_TASK DETAILS_:
Copy out verbatim the lines from the first one below through the line containing "x-tick-label: 0.7 bbox=[506, 410, 526, 422]", both ends included.

======== DATA SUPPLIED

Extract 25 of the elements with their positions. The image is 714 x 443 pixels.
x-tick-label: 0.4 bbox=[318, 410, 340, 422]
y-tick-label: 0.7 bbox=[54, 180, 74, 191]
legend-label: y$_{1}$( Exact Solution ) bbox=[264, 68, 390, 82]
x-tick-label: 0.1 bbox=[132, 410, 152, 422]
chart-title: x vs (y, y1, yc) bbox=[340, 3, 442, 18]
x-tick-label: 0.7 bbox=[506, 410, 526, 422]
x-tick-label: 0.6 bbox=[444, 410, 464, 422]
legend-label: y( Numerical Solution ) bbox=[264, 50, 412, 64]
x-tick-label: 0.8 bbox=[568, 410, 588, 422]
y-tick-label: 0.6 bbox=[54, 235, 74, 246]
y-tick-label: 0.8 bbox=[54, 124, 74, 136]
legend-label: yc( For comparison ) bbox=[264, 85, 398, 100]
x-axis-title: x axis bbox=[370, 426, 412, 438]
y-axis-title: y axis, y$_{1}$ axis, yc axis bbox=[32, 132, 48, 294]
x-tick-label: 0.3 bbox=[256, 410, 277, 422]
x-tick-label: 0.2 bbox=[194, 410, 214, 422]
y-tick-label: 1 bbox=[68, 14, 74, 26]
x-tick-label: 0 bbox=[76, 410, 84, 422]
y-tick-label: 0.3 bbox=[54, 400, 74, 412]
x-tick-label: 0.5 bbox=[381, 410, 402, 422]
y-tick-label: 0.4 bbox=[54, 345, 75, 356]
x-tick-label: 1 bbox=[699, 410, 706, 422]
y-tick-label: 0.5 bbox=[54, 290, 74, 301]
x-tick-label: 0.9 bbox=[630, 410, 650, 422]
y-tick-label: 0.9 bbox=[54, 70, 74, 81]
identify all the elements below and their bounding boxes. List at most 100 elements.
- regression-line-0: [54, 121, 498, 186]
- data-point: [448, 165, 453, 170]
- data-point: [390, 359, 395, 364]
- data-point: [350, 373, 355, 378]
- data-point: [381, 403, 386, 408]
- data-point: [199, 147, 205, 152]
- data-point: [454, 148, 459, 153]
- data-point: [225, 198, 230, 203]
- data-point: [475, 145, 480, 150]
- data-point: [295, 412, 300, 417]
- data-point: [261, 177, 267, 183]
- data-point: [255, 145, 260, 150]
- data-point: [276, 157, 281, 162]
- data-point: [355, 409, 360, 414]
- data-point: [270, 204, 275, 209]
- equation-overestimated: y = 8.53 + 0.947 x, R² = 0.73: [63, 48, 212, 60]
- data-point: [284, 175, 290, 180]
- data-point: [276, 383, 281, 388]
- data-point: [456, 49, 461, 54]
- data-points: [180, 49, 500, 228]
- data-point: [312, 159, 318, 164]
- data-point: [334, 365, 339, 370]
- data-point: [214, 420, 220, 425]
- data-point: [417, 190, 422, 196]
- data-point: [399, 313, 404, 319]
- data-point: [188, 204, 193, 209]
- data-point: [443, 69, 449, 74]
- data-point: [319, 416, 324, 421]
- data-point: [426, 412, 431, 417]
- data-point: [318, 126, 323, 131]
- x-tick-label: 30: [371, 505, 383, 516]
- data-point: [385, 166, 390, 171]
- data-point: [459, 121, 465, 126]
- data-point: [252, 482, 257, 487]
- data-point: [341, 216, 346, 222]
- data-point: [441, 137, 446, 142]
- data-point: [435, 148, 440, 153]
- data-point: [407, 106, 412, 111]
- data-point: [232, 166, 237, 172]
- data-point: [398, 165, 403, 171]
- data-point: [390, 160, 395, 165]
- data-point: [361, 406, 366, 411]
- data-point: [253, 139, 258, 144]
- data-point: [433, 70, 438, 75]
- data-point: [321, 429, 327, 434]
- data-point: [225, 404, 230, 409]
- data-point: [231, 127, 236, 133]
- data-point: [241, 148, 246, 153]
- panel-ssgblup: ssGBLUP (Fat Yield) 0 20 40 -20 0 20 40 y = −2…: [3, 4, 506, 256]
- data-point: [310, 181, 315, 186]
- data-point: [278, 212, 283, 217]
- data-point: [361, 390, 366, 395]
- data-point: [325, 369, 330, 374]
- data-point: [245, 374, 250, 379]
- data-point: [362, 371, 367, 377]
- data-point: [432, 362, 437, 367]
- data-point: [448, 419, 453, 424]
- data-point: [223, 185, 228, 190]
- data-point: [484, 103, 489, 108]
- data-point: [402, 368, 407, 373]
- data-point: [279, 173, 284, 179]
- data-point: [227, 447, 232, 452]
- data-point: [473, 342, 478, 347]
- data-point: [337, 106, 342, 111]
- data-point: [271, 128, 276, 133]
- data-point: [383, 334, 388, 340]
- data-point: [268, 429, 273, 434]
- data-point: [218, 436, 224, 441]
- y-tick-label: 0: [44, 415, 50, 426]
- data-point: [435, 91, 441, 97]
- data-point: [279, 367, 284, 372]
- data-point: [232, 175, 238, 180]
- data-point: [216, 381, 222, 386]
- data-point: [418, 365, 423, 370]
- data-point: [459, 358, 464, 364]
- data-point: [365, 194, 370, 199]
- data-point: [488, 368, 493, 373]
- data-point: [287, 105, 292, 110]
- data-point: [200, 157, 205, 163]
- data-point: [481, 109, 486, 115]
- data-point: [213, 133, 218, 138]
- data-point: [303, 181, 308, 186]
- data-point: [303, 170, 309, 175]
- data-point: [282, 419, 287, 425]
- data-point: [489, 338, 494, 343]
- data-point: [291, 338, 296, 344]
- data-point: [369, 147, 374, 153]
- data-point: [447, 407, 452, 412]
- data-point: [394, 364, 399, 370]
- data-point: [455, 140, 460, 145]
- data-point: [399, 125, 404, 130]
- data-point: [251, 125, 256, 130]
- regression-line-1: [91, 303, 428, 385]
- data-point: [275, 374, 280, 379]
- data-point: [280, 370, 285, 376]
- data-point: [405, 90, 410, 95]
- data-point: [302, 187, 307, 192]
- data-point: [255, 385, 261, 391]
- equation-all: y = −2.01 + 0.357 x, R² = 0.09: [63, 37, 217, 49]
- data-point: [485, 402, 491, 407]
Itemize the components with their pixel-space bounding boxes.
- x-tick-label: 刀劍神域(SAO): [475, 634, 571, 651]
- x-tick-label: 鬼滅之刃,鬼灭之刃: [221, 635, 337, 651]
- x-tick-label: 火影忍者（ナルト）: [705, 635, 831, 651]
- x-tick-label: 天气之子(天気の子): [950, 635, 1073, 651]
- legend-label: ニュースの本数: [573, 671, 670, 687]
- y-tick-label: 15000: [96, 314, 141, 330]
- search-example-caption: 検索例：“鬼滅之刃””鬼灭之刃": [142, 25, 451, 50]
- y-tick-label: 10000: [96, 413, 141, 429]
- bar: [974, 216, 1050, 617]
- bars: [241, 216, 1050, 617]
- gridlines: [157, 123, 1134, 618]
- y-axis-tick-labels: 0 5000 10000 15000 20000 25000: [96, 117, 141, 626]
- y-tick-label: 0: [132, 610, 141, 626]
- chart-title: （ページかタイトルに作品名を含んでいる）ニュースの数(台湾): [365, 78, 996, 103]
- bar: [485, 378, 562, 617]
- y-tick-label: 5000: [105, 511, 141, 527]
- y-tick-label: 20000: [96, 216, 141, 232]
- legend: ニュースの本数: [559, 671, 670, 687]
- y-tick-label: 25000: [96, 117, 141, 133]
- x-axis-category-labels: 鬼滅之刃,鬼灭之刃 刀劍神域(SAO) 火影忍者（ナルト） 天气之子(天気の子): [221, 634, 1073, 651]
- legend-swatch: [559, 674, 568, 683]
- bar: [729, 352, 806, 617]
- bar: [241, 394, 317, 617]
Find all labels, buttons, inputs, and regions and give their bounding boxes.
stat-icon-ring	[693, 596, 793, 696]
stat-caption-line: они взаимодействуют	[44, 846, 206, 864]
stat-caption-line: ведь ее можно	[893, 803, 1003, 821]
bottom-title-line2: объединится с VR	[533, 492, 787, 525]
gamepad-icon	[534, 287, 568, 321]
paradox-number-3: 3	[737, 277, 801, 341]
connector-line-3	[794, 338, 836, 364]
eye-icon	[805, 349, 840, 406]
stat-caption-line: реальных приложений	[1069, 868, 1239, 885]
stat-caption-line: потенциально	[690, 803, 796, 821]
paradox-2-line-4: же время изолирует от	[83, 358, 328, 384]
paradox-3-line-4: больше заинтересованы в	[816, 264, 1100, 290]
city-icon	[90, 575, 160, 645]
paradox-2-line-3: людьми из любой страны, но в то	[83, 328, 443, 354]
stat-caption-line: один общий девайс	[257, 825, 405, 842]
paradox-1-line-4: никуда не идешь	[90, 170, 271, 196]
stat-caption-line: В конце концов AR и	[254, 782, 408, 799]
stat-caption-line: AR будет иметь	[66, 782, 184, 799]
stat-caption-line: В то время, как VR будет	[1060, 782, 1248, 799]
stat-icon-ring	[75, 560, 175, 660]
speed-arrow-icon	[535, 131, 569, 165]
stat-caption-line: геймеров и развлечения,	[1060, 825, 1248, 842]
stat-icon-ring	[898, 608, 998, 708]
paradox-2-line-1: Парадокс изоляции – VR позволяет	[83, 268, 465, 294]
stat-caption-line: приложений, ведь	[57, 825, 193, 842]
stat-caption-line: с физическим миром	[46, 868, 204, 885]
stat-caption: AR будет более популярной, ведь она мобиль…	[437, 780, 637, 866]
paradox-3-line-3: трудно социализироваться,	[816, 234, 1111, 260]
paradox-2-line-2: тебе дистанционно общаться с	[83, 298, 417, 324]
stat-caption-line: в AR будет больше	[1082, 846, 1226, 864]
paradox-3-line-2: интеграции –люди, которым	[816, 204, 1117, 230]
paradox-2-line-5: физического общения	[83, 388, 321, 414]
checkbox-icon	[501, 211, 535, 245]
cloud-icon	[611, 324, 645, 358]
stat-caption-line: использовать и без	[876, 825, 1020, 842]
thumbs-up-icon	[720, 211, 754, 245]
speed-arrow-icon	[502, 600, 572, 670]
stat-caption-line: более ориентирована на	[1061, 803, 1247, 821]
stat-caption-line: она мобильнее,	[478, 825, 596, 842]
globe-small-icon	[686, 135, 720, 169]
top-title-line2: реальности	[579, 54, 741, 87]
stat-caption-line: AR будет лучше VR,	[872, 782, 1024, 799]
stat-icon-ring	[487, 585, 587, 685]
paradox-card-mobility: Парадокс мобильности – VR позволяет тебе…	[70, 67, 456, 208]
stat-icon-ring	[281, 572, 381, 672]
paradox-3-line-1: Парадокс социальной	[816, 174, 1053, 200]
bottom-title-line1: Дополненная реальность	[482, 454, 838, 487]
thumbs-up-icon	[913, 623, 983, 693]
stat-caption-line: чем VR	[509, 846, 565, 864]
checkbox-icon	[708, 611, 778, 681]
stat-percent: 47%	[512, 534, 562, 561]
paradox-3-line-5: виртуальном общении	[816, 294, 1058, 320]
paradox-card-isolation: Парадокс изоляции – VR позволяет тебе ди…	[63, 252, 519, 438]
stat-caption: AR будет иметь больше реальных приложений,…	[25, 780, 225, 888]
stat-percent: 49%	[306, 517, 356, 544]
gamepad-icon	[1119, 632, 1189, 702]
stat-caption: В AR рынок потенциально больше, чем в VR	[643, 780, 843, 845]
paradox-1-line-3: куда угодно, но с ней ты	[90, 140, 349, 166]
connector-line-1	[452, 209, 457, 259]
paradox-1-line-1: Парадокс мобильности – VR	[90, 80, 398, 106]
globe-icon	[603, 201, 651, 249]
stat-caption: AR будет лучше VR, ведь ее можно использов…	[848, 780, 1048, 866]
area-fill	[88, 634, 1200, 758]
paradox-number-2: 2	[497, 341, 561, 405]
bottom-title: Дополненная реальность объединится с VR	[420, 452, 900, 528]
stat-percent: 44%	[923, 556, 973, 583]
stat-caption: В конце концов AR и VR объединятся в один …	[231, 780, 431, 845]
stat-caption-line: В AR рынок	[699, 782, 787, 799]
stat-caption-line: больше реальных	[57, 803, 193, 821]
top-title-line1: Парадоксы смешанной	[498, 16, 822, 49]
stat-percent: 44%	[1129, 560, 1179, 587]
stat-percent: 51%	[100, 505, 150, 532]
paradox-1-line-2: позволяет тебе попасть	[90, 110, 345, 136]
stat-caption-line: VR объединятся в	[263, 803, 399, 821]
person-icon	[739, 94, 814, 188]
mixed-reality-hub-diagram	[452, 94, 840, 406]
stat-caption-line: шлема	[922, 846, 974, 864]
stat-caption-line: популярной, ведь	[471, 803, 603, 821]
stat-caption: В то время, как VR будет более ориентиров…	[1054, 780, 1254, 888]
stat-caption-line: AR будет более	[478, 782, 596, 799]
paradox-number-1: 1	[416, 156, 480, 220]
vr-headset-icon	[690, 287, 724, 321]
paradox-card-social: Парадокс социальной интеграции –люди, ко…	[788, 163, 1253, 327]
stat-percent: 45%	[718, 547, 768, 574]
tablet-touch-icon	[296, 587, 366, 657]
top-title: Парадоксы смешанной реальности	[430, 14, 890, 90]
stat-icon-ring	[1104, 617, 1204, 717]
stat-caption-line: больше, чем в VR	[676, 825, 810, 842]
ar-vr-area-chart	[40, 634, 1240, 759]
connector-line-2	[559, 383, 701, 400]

================

_SOLUTION TO THE PROBLEM_:
Extract 25 of the elements with their positions. The image is 714 x 443 pixels.
x-tick-label: 0.4 bbox=[318, 410, 340, 422]
y-tick-label: 0.7 bbox=[54, 180, 74, 191]
legend-label: y$_{1}$( Exact Solution ) bbox=[264, 68, 390, 82]
x-tick-label: 0.1 bbox=[132, 410, 152, 422]
chart-title: x vs (y, y1, yc) bbox=[340, 3, 442, 18]
x-tick-label: 0.7 bbox=[506, 410, 526, 422]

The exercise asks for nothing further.